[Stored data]
=====
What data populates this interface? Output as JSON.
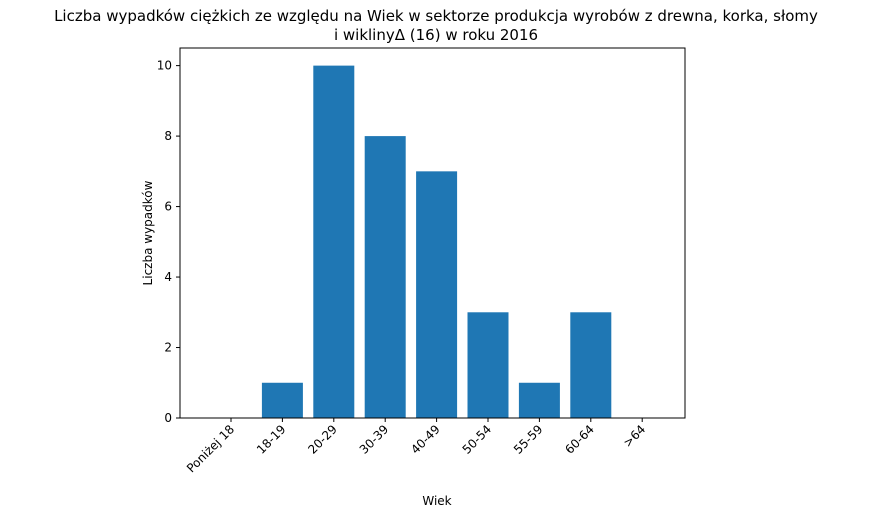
{
  "chart_data": {
    "type": "bar",
    "title_lines": [
      "Liczba wypadków ciężkich ze względu na Wiek w sektorze produkcja wyrobów z drewna, korka, słomy",
      "i wiklinyΔ (16)  w roku 2016"
    ],
    "xlabel": "Wiek",
    "ylabel": "Liczba wypadków",
    "categories": [
      "Poniżej 18",
      "18-19",
      "20-29",
      "30-39",
      "40-49",
      "50-54",
      "55-59",
      "60-64",
      ">64"
    ],
    "values": [
      0,
      1,
      10,
      8,
      7,
      3,
      1,
      3,
      0
    ],
    "ylim": [
      0,
      10.5
    ],
    "yticks": [
      0,
      2,
      4,
      6,
      8,
      10
    ],
    "bar_color": "#1f77b4",
    "grid": false,
    "legend": "none"
  }
}
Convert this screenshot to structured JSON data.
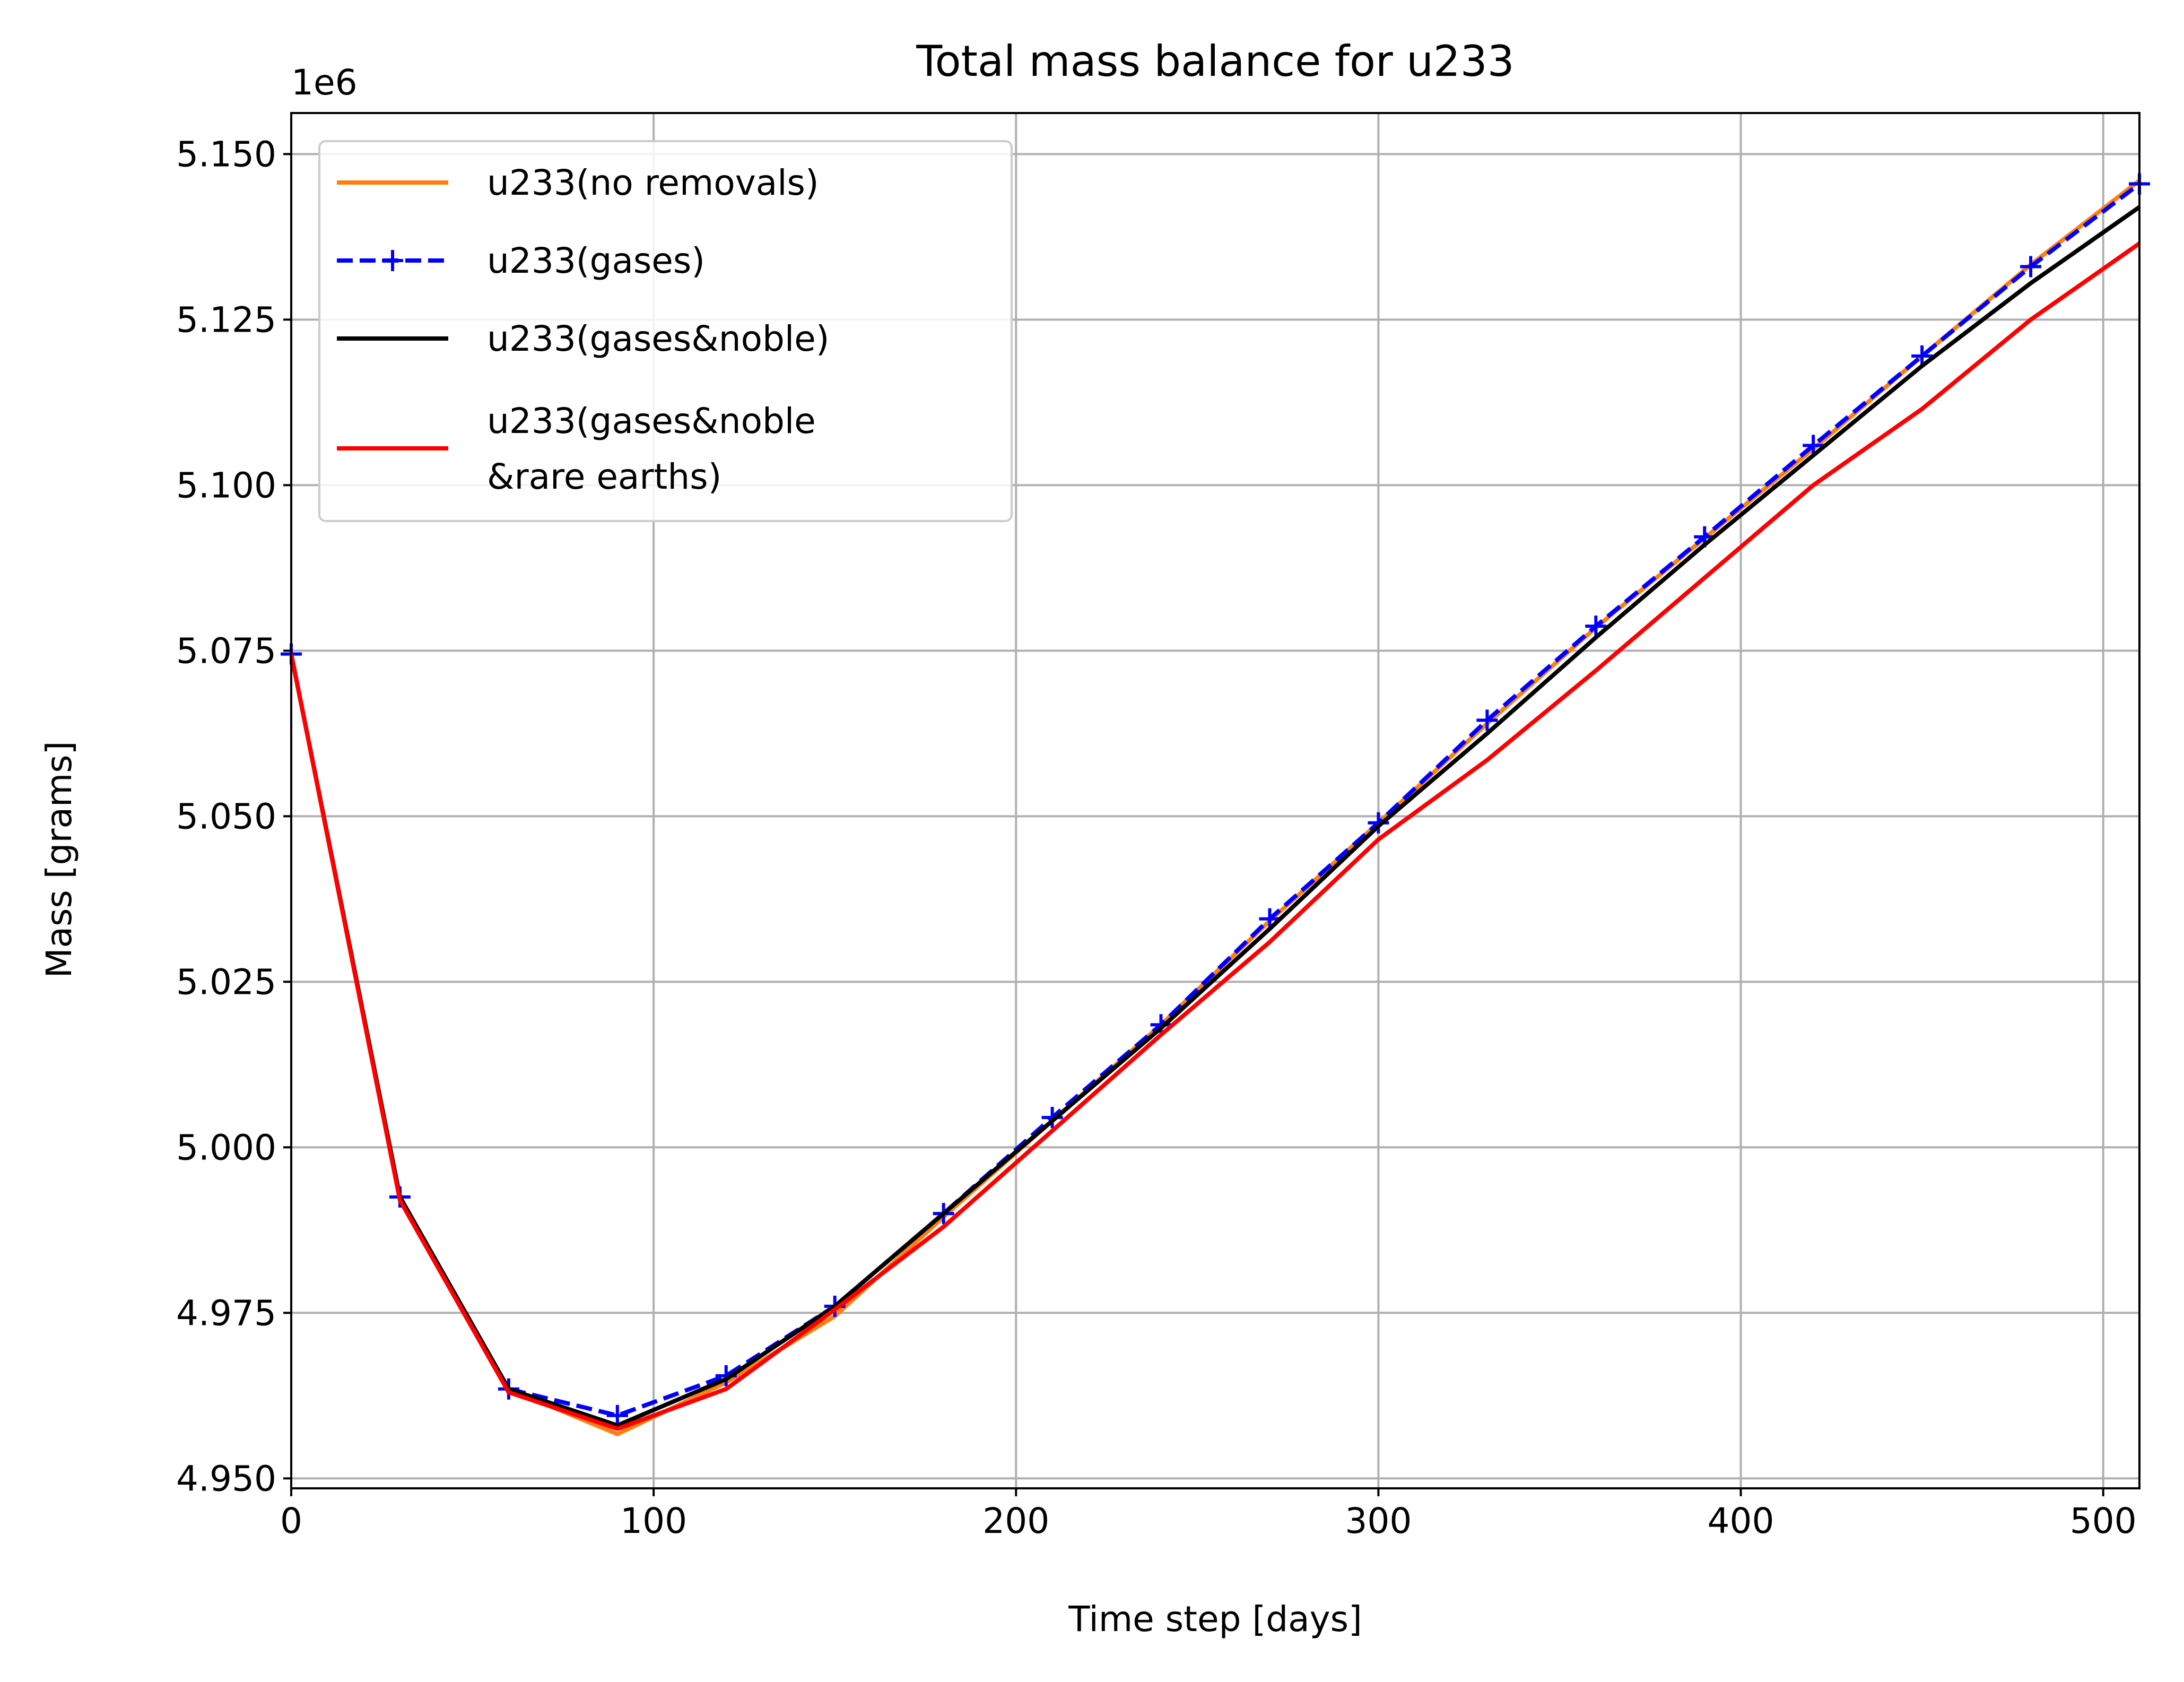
{
  "chart_data": {
    "type": "line",
    "title": "Total mass balance for u233",
    "xlabel": "Time step [days]",
    "ylabel": "Mass [grams]",
    "y_offset_label": "1e6",
    "xlim": [
      0,
      510
    ],
    "ylim": [
      4.9485,
      5.1562
    ],
    "x_ticks": [
      0,
      100,
      200,
      300,
      400,
      500
    ],
    "x_tick_labels": [
      "0",
      "100",
      "200",
      "300",
      "400",
      "500"
    ],
    "y_ticks": [
      4.95,
      4.975,
      5.0,
      5.025,
      5.05,
      5.075,
      5.1,
      5.125,
      5.15
    ],
    "y_tick_labels": [
      "4.950",
      "4.975",
      "5.000",
      "5.025",
      "5.050",
      "5.075",
      "5.100",
      "5.125",
      "5.150"
    ],
    "grid": true,
    "legend_position": "upper-left",
    "x": [
      0,
      30,
      60,
      90,
      120,
      150,
      180,
      210,
      240,
      270,
      300,
      330,
      360,
      390,
      420,
      450,
      480,
      510
    ],
    "series": [
      {
        "name": "u233(no removals)",
        "color": "#ff7f0e",
        "dash": "solid",
        "marker": "none",
        "values": [
          5.0745,
          4.9925,
          4.9635,
          4.9567,
          4.9645,
          4.9745,
          4.9895,
          5.004,
          5.0185,
          5.0342,
          5.049,
          5.064,
          5.0785,
          5.092,
          5.1055,
          5.1195,
          5.1333,
          5.146
        ]
      },
      {
        "name": "u233(gases)",
        "color": "#0000ff",
        "dash": "dashed",
        "marker": "plus",
        "values": [
          5.0745,
          4.9925,
          4.9635,
          4.9595,
          4.9655,
          4.976,
          4.99,
          5.0045,
          5.0185,
          5.0345,
          5.049,
          5.0645,
          5.0787,
          5.0922,
          5.106,
          5.1195,
          5.133,
          5.1455
        ]
      },
      {
        "name": "u233(gases&noble)",
        "color": "#000000",
        "dash": "solid",
        "marker": "none",
        "values": [
          5.0745,
          4.9925,
          4.9635,
          4.958,
          4.965,
          4.976,
          4.99,
          5.004,
          5.018,
          5.033,
          5.0485,
          5.0625,
          5.077,
          5.091,
          5.1045,
          5.118,
          5.1305,
          5.142
        ]
      },
      {
        "name": "u233(gases&noble\n&rare earths)",
        "color": "#ff0000",
        "dash": "solid",
        "marker": "none",
        "values": [
          5.0745,
          4.992,
          4.963,
          4.9575,
          4.9635,
          4.9755,
          4.988,
          5.0025,
          5.017,
          5.031,
          5.0465,
          5.0585,
          5.072,
          5.086,
          5.1,
          5.1115,
          5.125,
          5.1365
        ]
      }
    ]
  }
}
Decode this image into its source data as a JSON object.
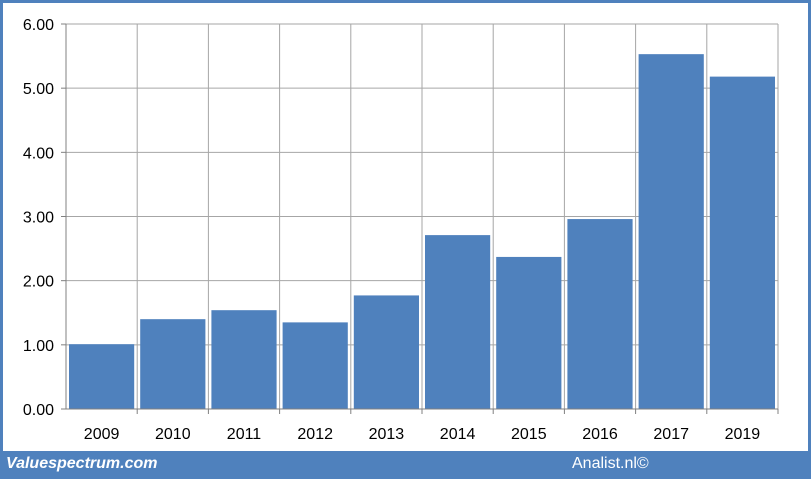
{
  "chart_data": {
    "type": "bar",
    "categories": [
      "2009",
      "2010",
      "2011",
      "2012",
      "2013",
      "2014",
      "2015",
      "2016",
      "2017",
      "2019"
    ],
    "values": [
      1.01,
      1.4,
      1.54,
      1.35,
      1.77,
      2.71,
      2.37,
      2.96,
      5.53,
      5.18
    ],
    "y_ticks": [
      "0.00",
      "1.00",
      "2.00",
      "3.00",
      "4.00",
      "5.00",
      "6.00"
    ],
    "ylim": [
      0,
      6
    ],
    "grid": true,
    "legend": "none",
    "bar_color": "#4f81bd",
    "title": "",
    "xlabel": "",
    "ylabel": ""
  },
  "footer": {
    "left_text": "Valuespectrum.com",
    "right_text": "Analist.nl©"
  },
  "colors": {
    "frame": "#4f81bd",
    "grid": "#a6a6a6",
    "axis": "#808080"
  }
}
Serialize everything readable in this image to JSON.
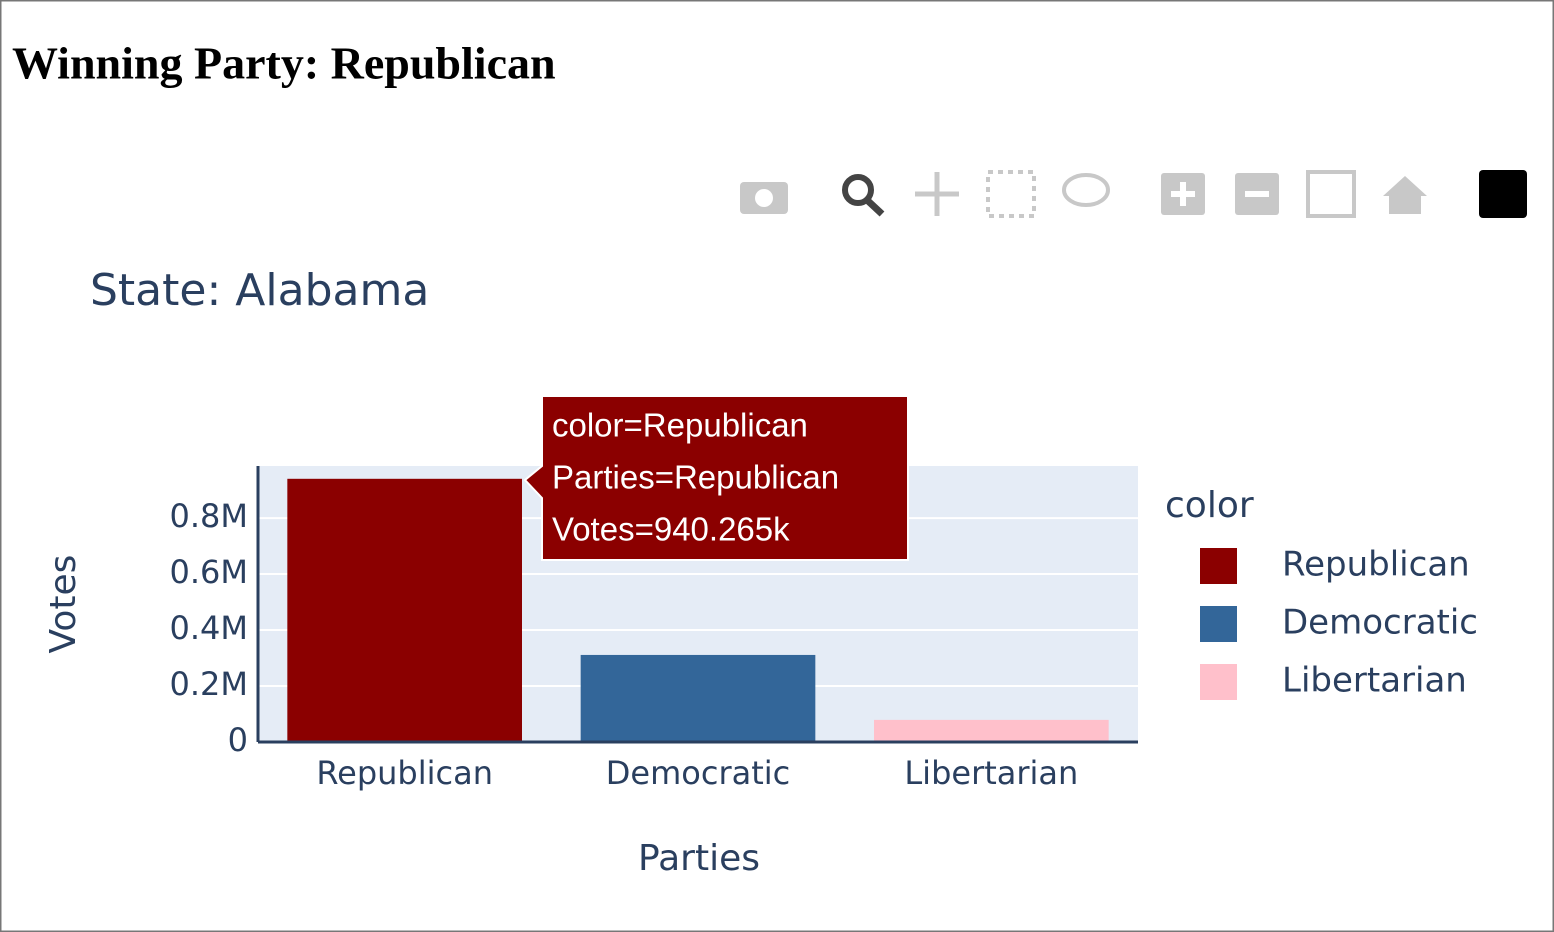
{
  "page": {
    "heading": "Winning Party: Republican"
  },
  "chart_data": {
    "type": "bar",
    "title": "State: Alabama",
    "x_label": "Parties",
    "y_label": "Votes",
    "categories": [
      "Republican",
      "Democratic",
      "Libertarian"
    ],
    "series": [
      {
        "name": "Republican",
        "color": "#8b0000",
        "values": [
          940265,
          null,
          null
        ]
      },
      {
        "name": "Democratic",
        "color": "#336699",
        "values": [
          null,
          311000,
          null
        ]
      },
      {
        "name": "Libertarian",
        "color": "#ffc0cb",
        "values": [
          null,
          null,
          79000
        ]
      }
    ],
    "ylim": [
      0,
      986000
    ],
    "yticks": [
      0,
      {
        "value": 200000,
        "label": "0.2M"
      },
      {
        "value": 400000,
        "label": "0.4M"
      },
      {
        "value": 600000,
        "label": "0.6M"
      },
      {
        "value": 800000,
        "label": "0.8M"
      }
    ],
    "grid": true,
    "legend_title": "color",
    "legend_position": "right",
    "hover_text": [
      "color=Republican",
      "Parties=Republican",
      "Votes=940.265k"
    ]
  }
}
=====
Write out all the entries word for word, but skip any images.

What data populates this interface? Output as JSON.
{
  "chart_data": {
    "type": "bar",
    "title_lines": [
      "Liczba wypadków ciężkich ze względu na Wiek w sektorze produkcja wyrobów z drewna, korka, słomy",
      "i wiklinyΔ (16)  w roku 2016"
    ],
    "xlabel": "Wiek",
    "ylabel": "Liczba wypadków",
    "categories": [
      "Poniżej 18",
      "18-19",
      "20-29",
      "30-39",
      "40-49",
      "50-54",
      "55-59",
      "60-64",
      ">64"
    ],
    "values": [
      0,
      1,
      10,
      8,
      7,
      3,
      1,
      3,
      0
    ],
    "ylim": [
      0,
      10.5
    ],
    "yticks": [
      0,
      2,
      4,
      6,
      8,
      10
    ],
    "bar_color": "#1f77b4",
    "grid": false,
    "legend": "none"
  }
}
Convert this screenshot to structured JSON data.
{
  "chart_data": {
    "type": "line",
    "title": "Total mass balance for u233",
    "xlabel": "Time step [days]",
    "ylabel": "Mass [grams]",
    "y_offset_label": "1e6",
    "xlim": [
      0,
      510
    ],
    "ylim": [
      4.9485,
      5.1562
    ],
    "x_ticks": [
      0,
      100,
      200,
      300,
      400,
      500
    ],
    "x_tick_labels": [
      "0",
      "100",
      "200",
      "300",
      "400",
      "500"
    ],
    "y_ticks": [
      4.95,
      4.975,
      5.0,
      5.025,
      5.05,
      5.075,
      5.1,
      5.125,
      5.15
    ],
    "y_tick_labels": [
      "4.950",
      "4.975",
      "5.000",
      "5.025",
      "5.050",
      "5.075",
      "5.100",
      "5.125",
      "5.150"
    ],
    "grid": true,
    "legend_position": "upper-left",
    "x": [
      0,
      30,
      60,
      90,
      120,
      150,
      180,
      210,
      240,
      270,
      300,
      330,
      360,
      390,
      420,
      450,
      480,
      510
    ],
    "series": [
      {
        "name": "u233(no removals)",
        "color": "#ff7f0e",
        "dash": "solid",
        "marker": "none",
        "values": [
          5.0745,
          4.9925,
          4.9635,
          4.9567,
          4.9645,
          4.9745,
          4.9895,
          5.004,
          5.0185,
          5.0342,
          5.049,
          5.064,
          5.0785,
          5.092,
          5.1055,
          5.1195,
          5.1333,
          5.146
        ]
      },
      {
        "name": "u233(gases)",
        "color": "#0000ff",
        "dash": "dashed",
        "marker": "plus",
        "values": [
          5.0745,
          4.9925,
          4.9635,
          4.9595,
          4.9655,
          4.976,
          4.99,
          5.0045,
          5.0185,
          5.0345,
          5.049,
          5.0645,
          5.0787,
          5.0922,
          5.106,
          5.1195,
          5.133,
          5.1455
        ]
      },
      {
        "name": "u233(gases&noble)",
        "color": "#000000",
        "dash": "solid",
        "marker": "none",
        "values": [
          5.0745,
          4.9925,
          4.9635,
          4.958,
          4.965,
          4.976,
          4.99,
          5.004,
          5.018,
          5.033,
          5.0485,
          5.0625,
          5.077,
          5.091,
          5.1045,
          5.118,
          5.1305,
          5.142
        ]
      },
      {
        "name": "u233(gases&noble\n&rare earths)",
        "color": "#ff0000",
        "dash": "solid",
        "marker": "none",
        "values": [
          5.0745,
          4.992,
          4.963,
          4.9575,
          4.9635,
          4.9755,
          4.988,
          5.0025,
          5.017,
          5.031,
          5.0465,
          5.0585,
          5.072,
          5.086,
          5.1,
          5.1115,
          5.125,
          5.1365
        ]
      }
    ]
  }
}
Decode this image into its source data as a JSON object.
{
  "chart_data": {
    "type": "bar",
    "categories": [
      "2009",
      "2010",
      "2011",
      "2012",
      "2013",
      "2014",
      "2015",
      "2016",
      "2017",
      "2019"
    ],
    "values": [
      1.01,
      1.4,
      1.54,
      1.35,
      1.77,
      2.71,
      2.37,
      2.96,
      5.53,
      5.18
    ],
    "y_ticks": [
      "0.00",
      "1.00",
      "2.00",
      "3.00",
      "4.00",
      "5.00",
      "6.00"
    ],
    "ylim": [
      0,
      6
    ],
    "grid": true,
    "legend": "none",
    "bar_color": "#4f81bd",
    "title": "",
    "xlabel": "",
    "ylabel": ""
  },
  "footer": {
    "left_text": "Valuespectrum.com",
    "right_text": "Analist.nl©"
  },
  "colors": {
    "frame": "#4f81bd",
    "grid": "#a6a6a6",
    "axis": "#808080"
  }
}
Serialize everything readable in this image to JSON.
{
  "page": {
    "heading": "Winning Party: Republican"
  },
  "chart_data": {
    "type": "bar",
    "title": "State: Alabama",
    "x_label": "Parties",
    "y_label": "Votes",
    "categories": [
      "Republican",
      "Democratic",
      "Libertarian"
    ],
    "series": [
      {
        "name": "Republican",
        "color": "#8b0000",
        "values": [
          940265,
          null,
          null
        ]
      },
      {
        "name": "Democratic",
        "color": "#336699",
        "values": [
          null,
          311000,
          null
        ]
      },
      {
        "name": "Libertarian",
        "color": "#ffc0cb",
        "values": [
          null,
          null,
          79000
        ]
      }
    ],
    "ylim": [
      0,
      986000
    ],
    "yticks": [
      0,
      {
        "value": 200000,
        "label": "0.2M"
      },
      {
        "value": 400000,
        "label": "0.4M"
      },
      {
        "value": 600000,
        "label": "0.6M"
      },
      {
        "value": 800000,
        "label": "0.8M"
      }
    ],
    "grid": true,
    "legend_title": "color",
    "legend_position": "right",
    "hover_text": [
      "color=Republican",
      "Parties=Republican",
      "Votes=940.265k"
    ]
  }
}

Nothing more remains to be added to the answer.